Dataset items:
** BEGIN **

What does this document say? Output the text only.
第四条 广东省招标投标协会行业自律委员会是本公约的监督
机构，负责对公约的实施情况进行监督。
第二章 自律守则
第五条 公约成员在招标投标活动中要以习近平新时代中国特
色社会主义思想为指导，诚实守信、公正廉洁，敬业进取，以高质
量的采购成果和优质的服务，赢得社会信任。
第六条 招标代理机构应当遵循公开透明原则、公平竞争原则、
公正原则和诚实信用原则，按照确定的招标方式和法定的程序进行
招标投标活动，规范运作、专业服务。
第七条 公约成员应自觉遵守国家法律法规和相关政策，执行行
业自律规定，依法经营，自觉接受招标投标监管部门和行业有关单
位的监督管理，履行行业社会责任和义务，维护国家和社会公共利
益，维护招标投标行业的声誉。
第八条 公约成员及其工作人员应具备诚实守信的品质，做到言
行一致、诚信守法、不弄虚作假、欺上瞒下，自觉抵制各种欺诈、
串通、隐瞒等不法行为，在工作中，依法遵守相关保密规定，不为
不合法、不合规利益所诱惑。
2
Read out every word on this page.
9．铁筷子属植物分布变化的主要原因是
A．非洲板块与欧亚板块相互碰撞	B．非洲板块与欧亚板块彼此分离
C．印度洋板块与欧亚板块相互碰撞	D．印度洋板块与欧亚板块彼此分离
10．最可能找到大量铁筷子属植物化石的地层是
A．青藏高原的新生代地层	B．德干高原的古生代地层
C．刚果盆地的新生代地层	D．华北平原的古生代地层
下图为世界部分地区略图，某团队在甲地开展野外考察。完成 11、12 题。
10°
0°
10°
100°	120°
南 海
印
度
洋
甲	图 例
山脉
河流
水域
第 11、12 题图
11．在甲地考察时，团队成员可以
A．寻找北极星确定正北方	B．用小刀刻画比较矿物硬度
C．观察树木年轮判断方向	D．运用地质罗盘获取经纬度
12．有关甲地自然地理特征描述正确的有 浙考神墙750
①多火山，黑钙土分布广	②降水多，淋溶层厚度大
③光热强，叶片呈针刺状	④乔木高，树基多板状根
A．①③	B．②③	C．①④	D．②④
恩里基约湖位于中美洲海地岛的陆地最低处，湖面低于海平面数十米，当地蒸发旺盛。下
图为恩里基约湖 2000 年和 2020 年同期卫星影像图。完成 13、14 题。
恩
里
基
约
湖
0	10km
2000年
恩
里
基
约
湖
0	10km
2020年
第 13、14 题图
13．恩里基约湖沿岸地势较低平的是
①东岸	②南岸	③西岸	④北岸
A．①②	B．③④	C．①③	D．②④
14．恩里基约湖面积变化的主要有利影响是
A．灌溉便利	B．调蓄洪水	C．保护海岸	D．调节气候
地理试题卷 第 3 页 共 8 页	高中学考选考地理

** END **

Aim: Display every line of the listing that contains the string "this".

Task response:
What does this document say? Output the text only.
Read out every word on this page.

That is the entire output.